§ **WHAT YOU NEED TO DO**
Work out how many lines have "desc" in them. Give only that number.

──────── GIVEN RECORDS

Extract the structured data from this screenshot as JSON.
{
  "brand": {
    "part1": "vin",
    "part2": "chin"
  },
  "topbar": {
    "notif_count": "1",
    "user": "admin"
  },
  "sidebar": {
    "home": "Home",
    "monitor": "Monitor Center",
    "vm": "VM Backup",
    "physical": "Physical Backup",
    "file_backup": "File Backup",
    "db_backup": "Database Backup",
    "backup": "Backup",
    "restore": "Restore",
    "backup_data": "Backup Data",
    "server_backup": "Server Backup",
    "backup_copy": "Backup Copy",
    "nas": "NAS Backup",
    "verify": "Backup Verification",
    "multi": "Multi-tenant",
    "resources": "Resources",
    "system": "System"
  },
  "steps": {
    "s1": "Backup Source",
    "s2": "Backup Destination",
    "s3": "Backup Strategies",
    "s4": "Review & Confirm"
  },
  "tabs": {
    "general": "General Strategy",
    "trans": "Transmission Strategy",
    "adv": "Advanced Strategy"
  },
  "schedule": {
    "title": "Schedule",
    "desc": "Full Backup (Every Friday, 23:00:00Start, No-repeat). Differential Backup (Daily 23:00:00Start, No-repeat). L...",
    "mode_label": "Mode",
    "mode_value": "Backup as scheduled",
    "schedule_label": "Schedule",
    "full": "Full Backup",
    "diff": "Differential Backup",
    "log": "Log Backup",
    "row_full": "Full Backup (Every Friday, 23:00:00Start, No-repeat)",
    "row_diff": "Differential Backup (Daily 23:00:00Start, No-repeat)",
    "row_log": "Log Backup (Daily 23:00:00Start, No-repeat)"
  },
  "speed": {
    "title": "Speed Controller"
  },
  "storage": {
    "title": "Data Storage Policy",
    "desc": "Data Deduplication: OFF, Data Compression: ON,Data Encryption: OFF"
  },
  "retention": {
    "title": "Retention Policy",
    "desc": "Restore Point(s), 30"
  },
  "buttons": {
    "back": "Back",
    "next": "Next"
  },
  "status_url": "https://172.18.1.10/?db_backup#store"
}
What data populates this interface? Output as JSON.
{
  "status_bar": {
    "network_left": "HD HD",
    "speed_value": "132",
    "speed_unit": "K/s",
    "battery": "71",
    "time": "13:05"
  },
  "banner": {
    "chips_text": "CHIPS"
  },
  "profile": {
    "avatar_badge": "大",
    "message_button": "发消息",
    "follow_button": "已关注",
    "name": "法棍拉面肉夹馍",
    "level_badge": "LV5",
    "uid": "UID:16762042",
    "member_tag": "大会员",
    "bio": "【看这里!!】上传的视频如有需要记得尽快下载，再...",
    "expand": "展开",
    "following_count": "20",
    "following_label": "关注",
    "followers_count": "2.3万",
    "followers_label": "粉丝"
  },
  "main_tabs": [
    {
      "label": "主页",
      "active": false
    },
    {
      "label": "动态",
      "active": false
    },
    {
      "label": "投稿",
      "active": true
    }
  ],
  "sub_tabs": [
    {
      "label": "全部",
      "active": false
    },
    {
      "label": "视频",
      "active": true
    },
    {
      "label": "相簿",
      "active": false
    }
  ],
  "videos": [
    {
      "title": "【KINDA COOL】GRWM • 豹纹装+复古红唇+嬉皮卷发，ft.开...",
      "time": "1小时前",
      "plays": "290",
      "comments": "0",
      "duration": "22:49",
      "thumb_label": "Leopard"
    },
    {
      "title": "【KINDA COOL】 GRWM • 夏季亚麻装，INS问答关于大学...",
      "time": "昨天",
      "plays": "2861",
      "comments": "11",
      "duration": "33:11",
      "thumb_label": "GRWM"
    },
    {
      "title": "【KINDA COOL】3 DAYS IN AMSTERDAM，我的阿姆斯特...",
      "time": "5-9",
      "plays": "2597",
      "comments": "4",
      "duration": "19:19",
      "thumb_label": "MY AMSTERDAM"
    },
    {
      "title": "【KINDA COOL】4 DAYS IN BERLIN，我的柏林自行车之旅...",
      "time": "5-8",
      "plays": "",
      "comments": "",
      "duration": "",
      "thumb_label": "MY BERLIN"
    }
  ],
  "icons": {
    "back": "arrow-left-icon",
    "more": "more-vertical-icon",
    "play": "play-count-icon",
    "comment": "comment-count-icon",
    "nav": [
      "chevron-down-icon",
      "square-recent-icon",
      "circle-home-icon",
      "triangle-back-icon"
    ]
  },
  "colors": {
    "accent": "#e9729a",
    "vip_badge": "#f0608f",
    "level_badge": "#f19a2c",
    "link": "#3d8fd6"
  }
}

────────────────

§ **COMPLETED EXERCISE**
3